# Entries shown:
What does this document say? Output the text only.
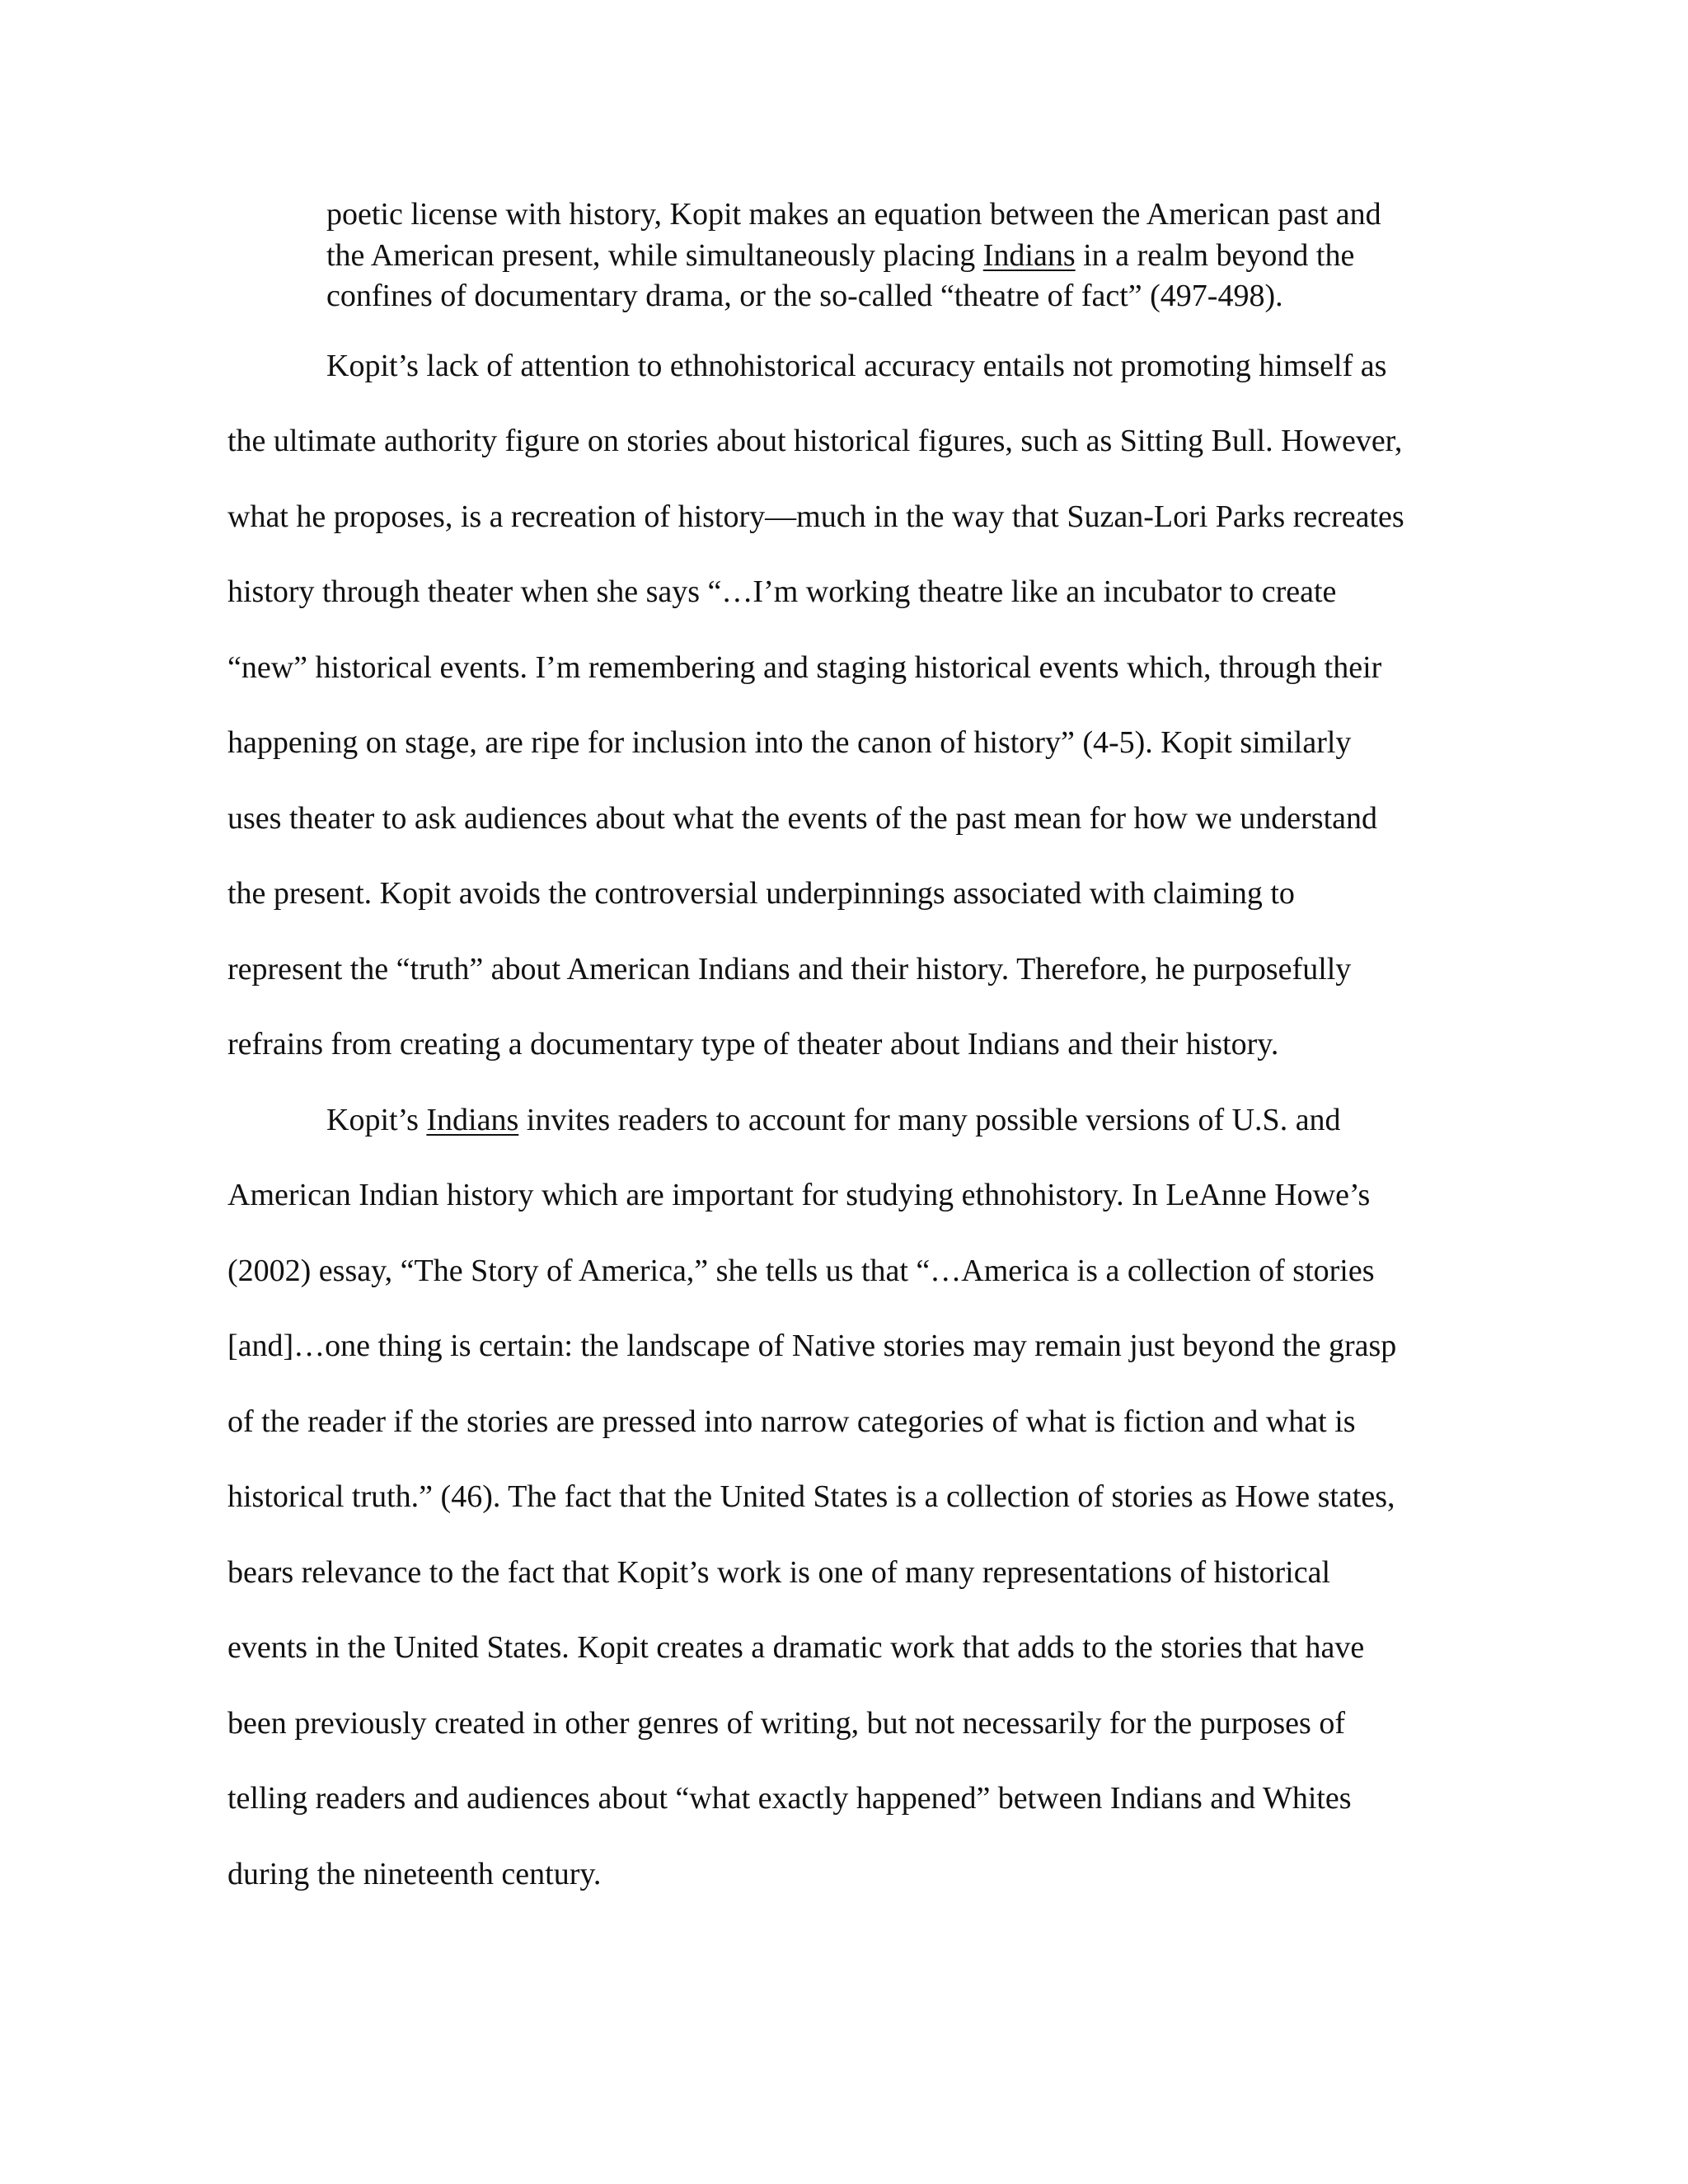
poetic license with history, Kopit makes an equation between the American past and
the American present, while simultaneously placing Indians in a realm beyond the
confines of documentary drama, or the so-called “theatre of fact” (497-498).
Kopit’s lack of attention to ethnohistorical accuracy entails not promoting himself as
the ultimate authority figure on stories about historical figures, such as Sitting Bull. However,
what he proposes, is a recreation of history—much in the way that Suzan-Lori Parks recreates
history through theater when she says “…I’m working theatre like an incubator to create
“new” historical events. I’m remembering and staging historical events which, through their
happening on stage, are ripe for inclusion into the canon of history” (4-5). Kopit similarly
uses theater to ask audiences about what the events of the past mean for how we understand
the present. Kopit avoids the controversial underpinnings associated with claiming to
represent the “truth” about American Indians and their history. Therefore, he purposefully
refrains from creating a documentary type of theater about Indians and their history.
Kopit’s Indians invites readers to account for many possible versions of U.S. and
American Indian history which are important for studying ethnohistory. In LeAnne Howe’s
(2002) essay, “The Story of America,” she tells us that “…America is a collection of stories
[and]…one thing is certain: the landscape of Native stories may remain just beyond the grasp
of the reader if the stories are pressed into narrow categories of what is fiction and what is
historical truth.” (46). The fact that the United States is a collection of stories as Howe states,
bears relevance to the fact that Kopit’s work is one of many representations of historical
events in the United States. Kopit creates a dramatic work that adds to the stories that have
been previously created in other genres of writing, but not necessarily for the purposes of
telling readers and audiences about “what exactly happened” between Indians and Whites
during the nineteenth century.
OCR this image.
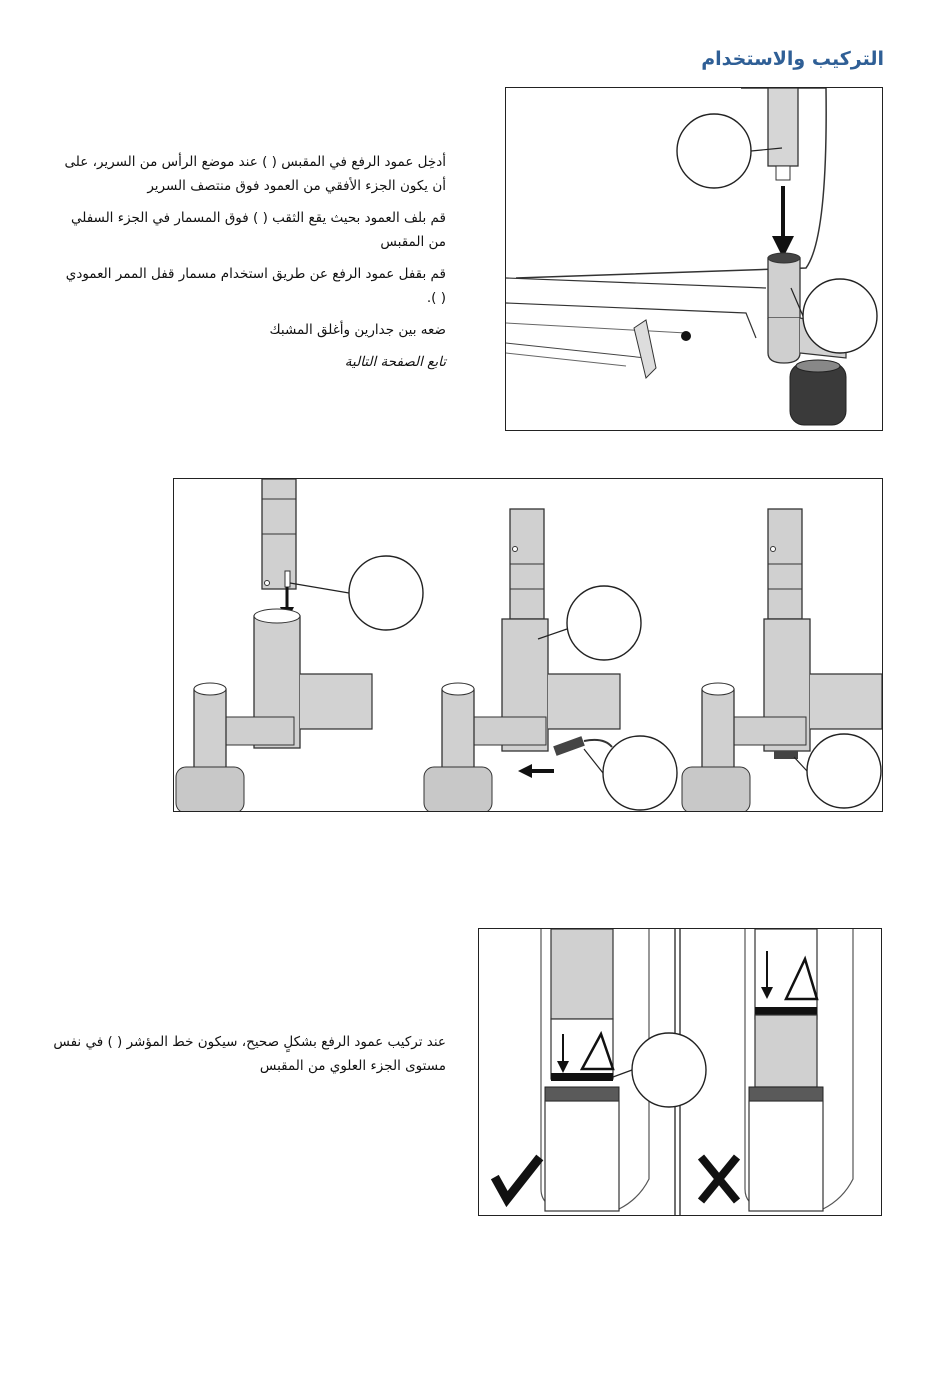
التركيب والاستخدام

أدخِل عمود الرفع في المقبس ( ) عند موضع الرأس من السرير، على أن يكون الجزء الأفقي من العمود فوق منتصف السرير

قم بلف العمود بحيث يقع الثقب ( ) فوق المسمار في الجزء السفلي من المقبس

قم بقفل عمود الرفع عن طريق استخدام مسمار قفل الممر العمودي ( ).

ضعه بين جدارين وأغلق المشبك

تابع الصفحة التالية

عند تركيب عمود الرفع بشكلٍ صحيح، سيكون خط المؤشر ( ) في نفس مستوى الجزء العلوي من المقبس
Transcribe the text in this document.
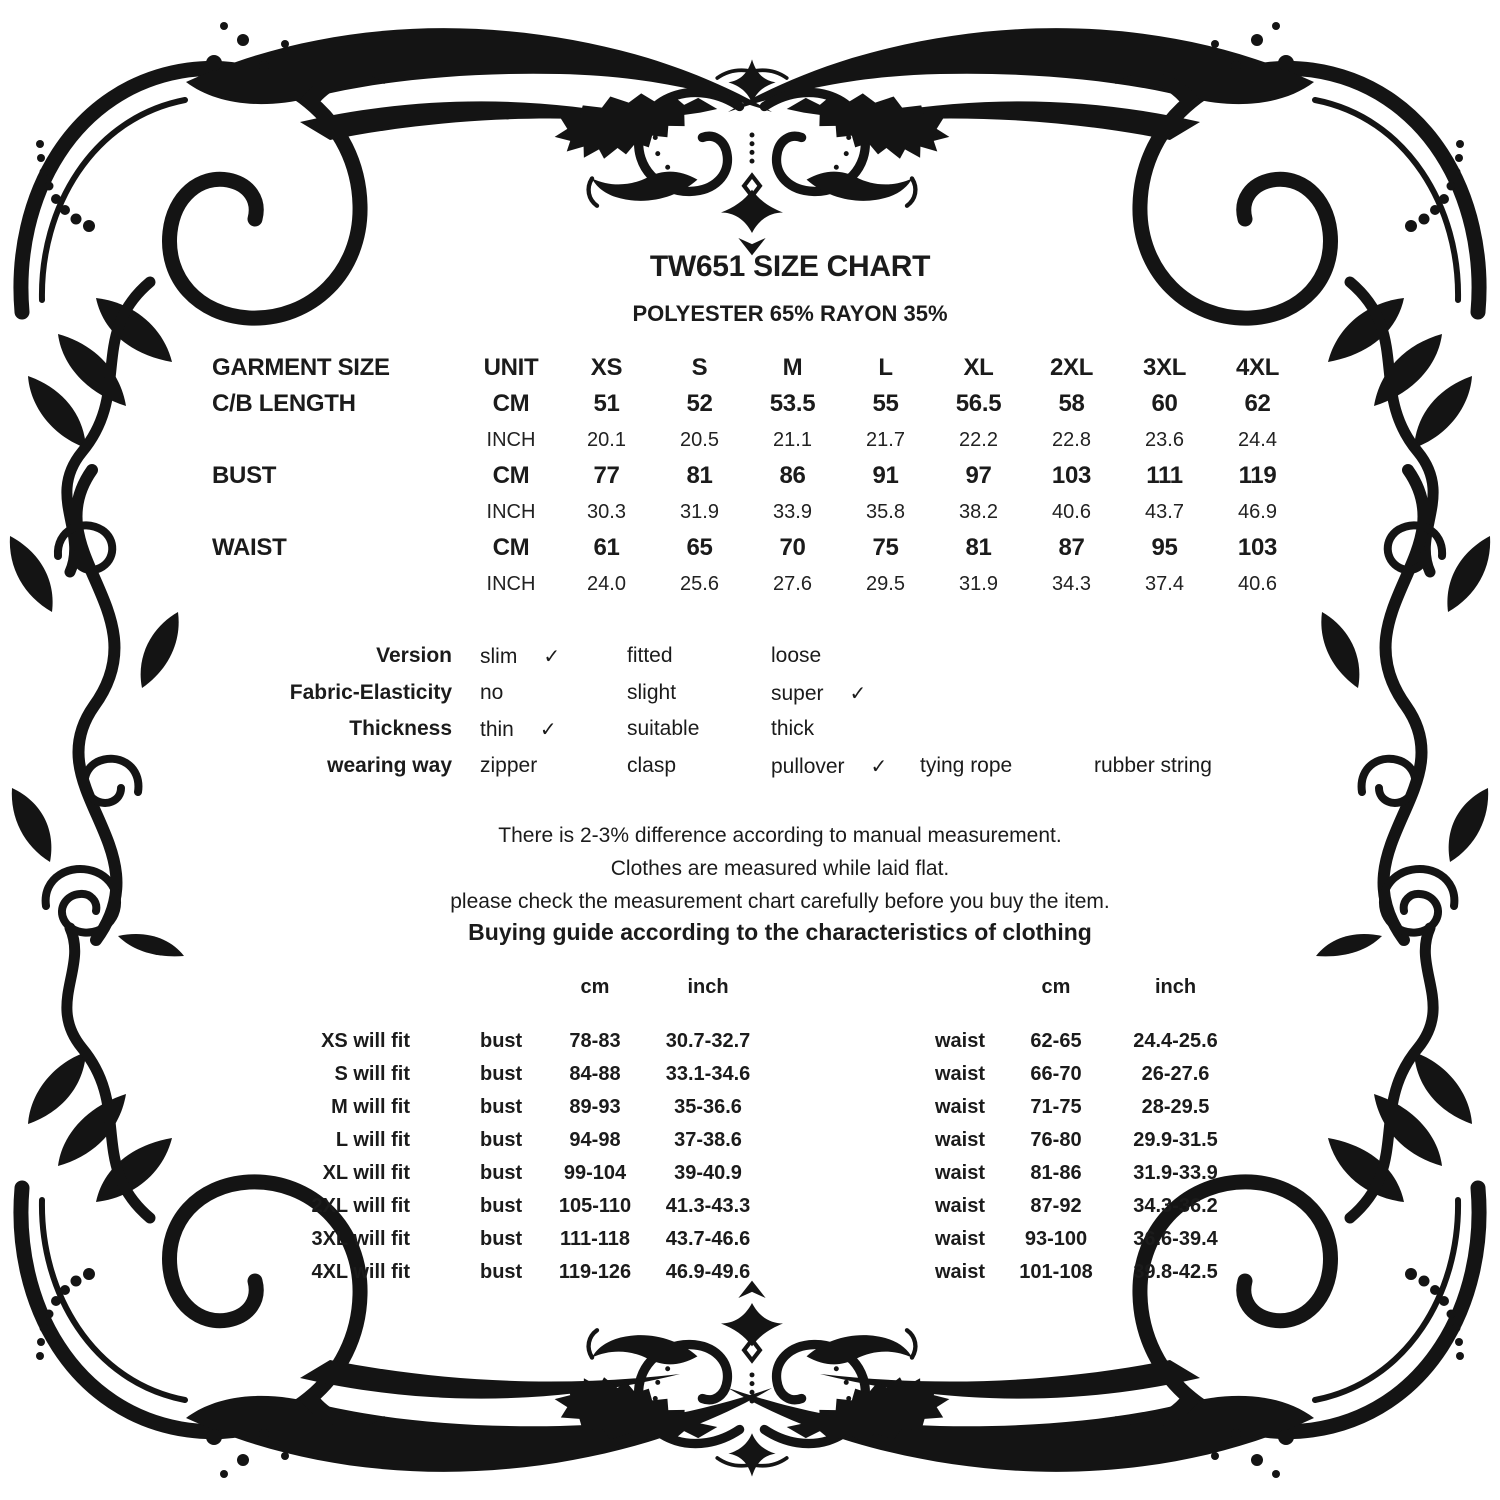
TW651 SIZE CHART
POLYESTER 65% RAYON 35%
GARMENT SIZE	UNIT	XS	S	M	L	XL	2XL	3XL	4XL
C/B LENGTH	CM	51	52	53.5	55	56.5	58	60	62
INCH	20.1	20.5	21.1	21.7	22.2	22.8	23.6	24.4
BUST	CM	77	81	86	91	97	103	111	119
INCH	30.3	31.9	33.9	35.8	38.2	40.6	43.7	46.9
WAIST	CM	61	65	70	75	81	87	95	103
INCH	24.0	25.6	27.6	29.5	31.9	34.3	37.4	40.6
Version slim ✓	fitted	loose
Fabric-Elasticity no	slight	super ✓
Thickness thin ✓	suitable	thick
wearing way zipper	clasp	pullover ✓ tying rope	rubber string
There is 2-3% difference according to manual measurement.
Clothes are measured while laid flat.
please check the measurement chart carefully before you buy the item.
Buying guide according to the characteristics of clothing
cm	inch	cm	inch
XS will fit	bust	78-83	30.7-32.7	waist	62-65	24.4-25.6
S will fit	bust	84-88	33.1-34.6	waist	66-70	26-27.6
M will fit	bust	89-93	35-36.6	waist	71-75	28-29.5
L will fit	bust	94-98	37-38.6	waist	76-80	29.9-31.5
XL will fit	bust	99-104	39-40.9	waist	81-86	31.9-33.9
2XL will fit	bust	105-110	41.3-43.3	waist	87-92	34.3-36.2
3XL will fit	bust	111-118	43.7-46.6	waist	93-100	36.6-39.4
4XL will fit	bust	119-126	46.9-49.6	waist	101-108	39.8-42.5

# Exercise instructions:
Locate the string "الرفع" in the listing above and copy every line where it occurs.

# Exercise output:
أدخِل عمود الرفع في المقبس ( ) عند موضع الرأس من السرير، على أن يكون الجزء الأفقي من العمود فوق منتصف السرير
قم بقفل عمود الرفع عن طريق استخدام مسمار قفل الممر العمودي ( ).
عند تركيب عمود الرفع بشكلٍ صحيح، سيكون خط المؤشر ( ) في نفس مستوى الجزء العلوي من المقبس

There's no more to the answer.